* _SUPPLIED DATA_

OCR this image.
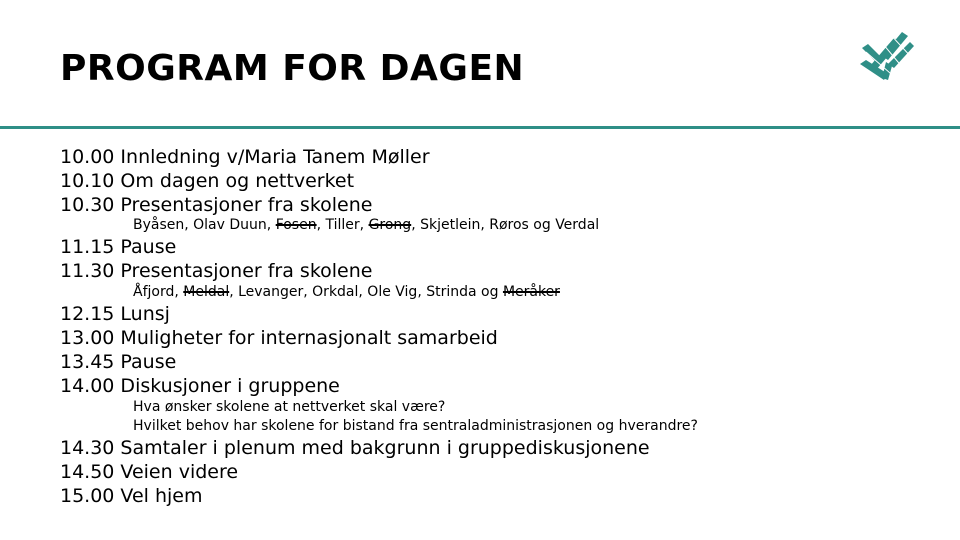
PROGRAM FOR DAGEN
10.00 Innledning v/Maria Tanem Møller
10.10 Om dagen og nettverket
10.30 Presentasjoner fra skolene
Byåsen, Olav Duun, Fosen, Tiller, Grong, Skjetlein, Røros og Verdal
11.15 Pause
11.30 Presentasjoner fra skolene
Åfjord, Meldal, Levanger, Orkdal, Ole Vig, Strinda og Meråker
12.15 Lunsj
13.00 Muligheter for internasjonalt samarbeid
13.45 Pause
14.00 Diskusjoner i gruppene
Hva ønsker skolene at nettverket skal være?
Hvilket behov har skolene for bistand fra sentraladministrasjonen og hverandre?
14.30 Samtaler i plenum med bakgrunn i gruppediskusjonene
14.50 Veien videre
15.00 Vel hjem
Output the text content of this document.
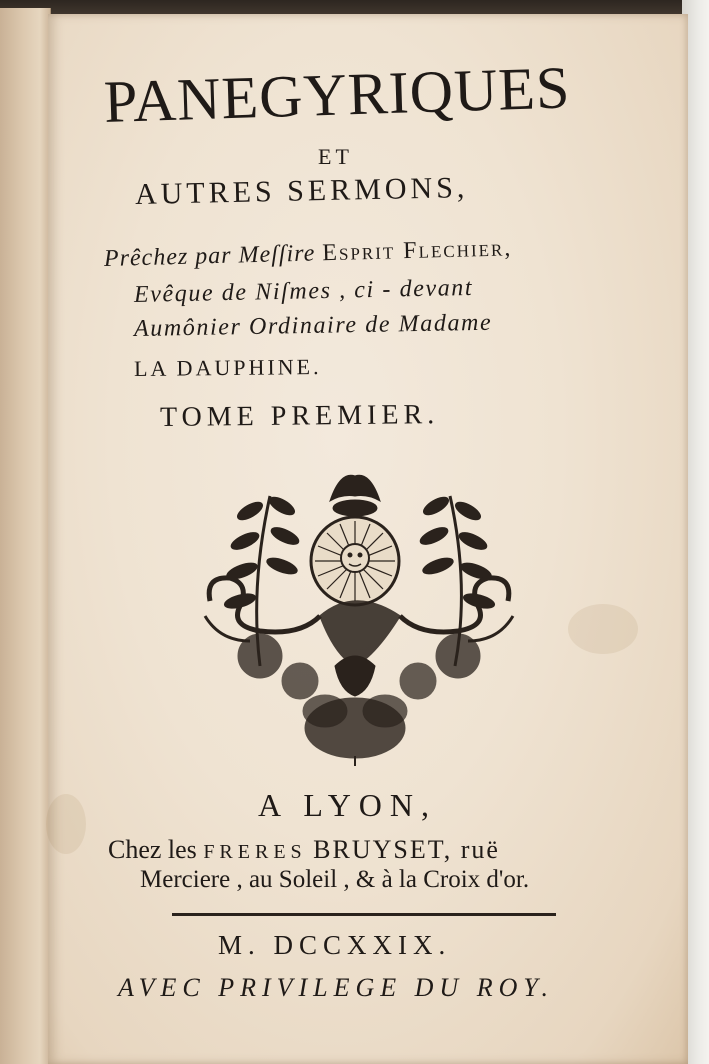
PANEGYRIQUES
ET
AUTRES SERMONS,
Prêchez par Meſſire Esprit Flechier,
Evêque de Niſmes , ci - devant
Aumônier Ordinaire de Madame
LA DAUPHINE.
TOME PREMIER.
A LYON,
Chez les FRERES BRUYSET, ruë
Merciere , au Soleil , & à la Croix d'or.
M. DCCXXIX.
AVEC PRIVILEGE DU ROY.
---
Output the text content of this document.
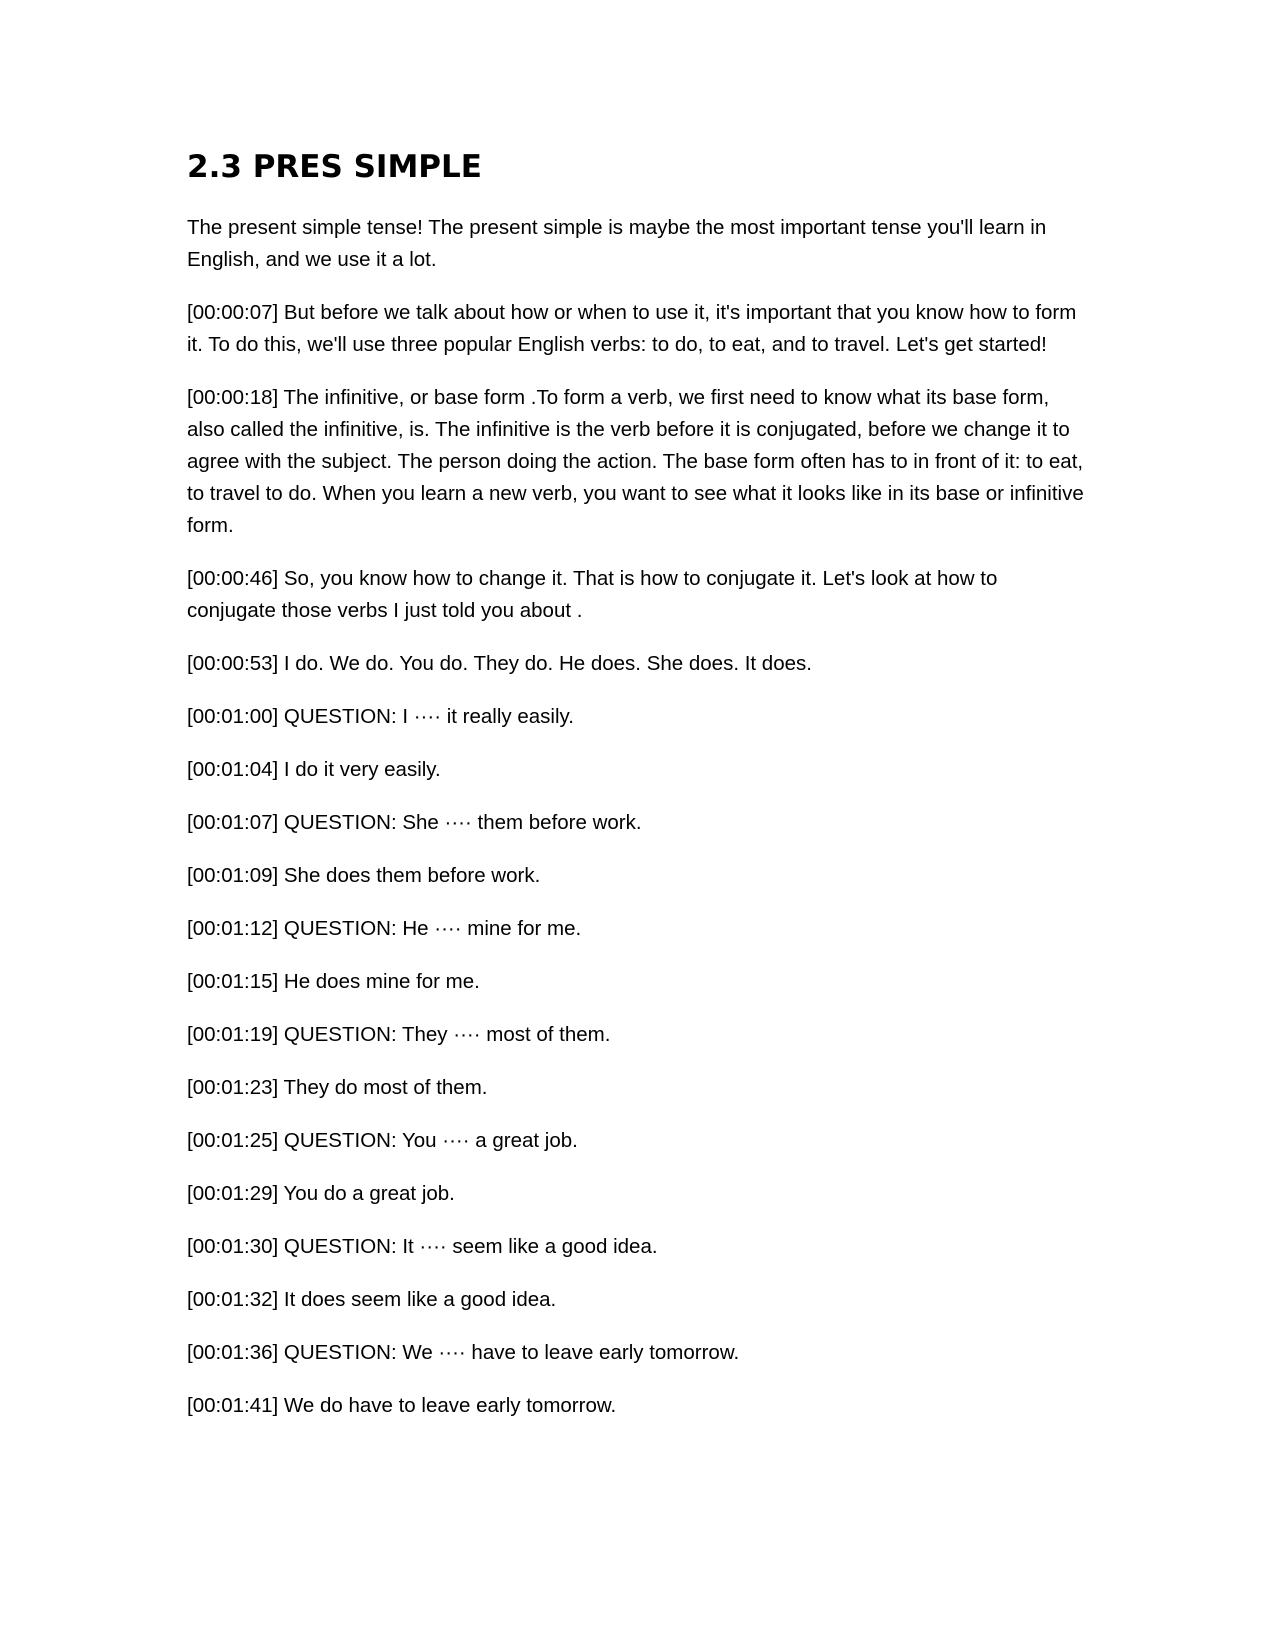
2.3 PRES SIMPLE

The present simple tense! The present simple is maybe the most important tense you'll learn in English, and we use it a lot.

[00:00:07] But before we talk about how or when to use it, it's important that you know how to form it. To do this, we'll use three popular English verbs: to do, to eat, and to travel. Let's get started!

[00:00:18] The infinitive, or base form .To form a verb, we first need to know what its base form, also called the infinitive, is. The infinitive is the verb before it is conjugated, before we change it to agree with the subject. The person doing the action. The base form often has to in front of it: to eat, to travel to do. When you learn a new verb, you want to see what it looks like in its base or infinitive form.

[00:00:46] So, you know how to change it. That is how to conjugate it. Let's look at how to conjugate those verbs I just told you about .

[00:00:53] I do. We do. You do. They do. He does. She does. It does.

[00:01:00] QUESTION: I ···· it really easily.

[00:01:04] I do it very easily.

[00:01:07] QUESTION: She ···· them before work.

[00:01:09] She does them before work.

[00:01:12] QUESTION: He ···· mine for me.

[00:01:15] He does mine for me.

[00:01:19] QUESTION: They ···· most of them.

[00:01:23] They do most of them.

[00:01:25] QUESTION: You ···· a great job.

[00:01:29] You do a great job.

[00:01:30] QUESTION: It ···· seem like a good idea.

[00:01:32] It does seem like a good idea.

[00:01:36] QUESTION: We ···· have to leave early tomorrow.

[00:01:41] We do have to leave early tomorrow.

* _DO THIS_
Which lines hold the word "about"? Return all of them from the records above.

* _SOLVED PROBLEM_
[00:00:07] But before we talk about how or when to use it, it's important that you know how to form it. To do this, we'll use three popular English verbs: to do, to eat, and to travel. Let's get started!
[00:00:46] So, you know how to change it. That is how to conjugate it. Let's look at how to conjugate those verbs I just told you about .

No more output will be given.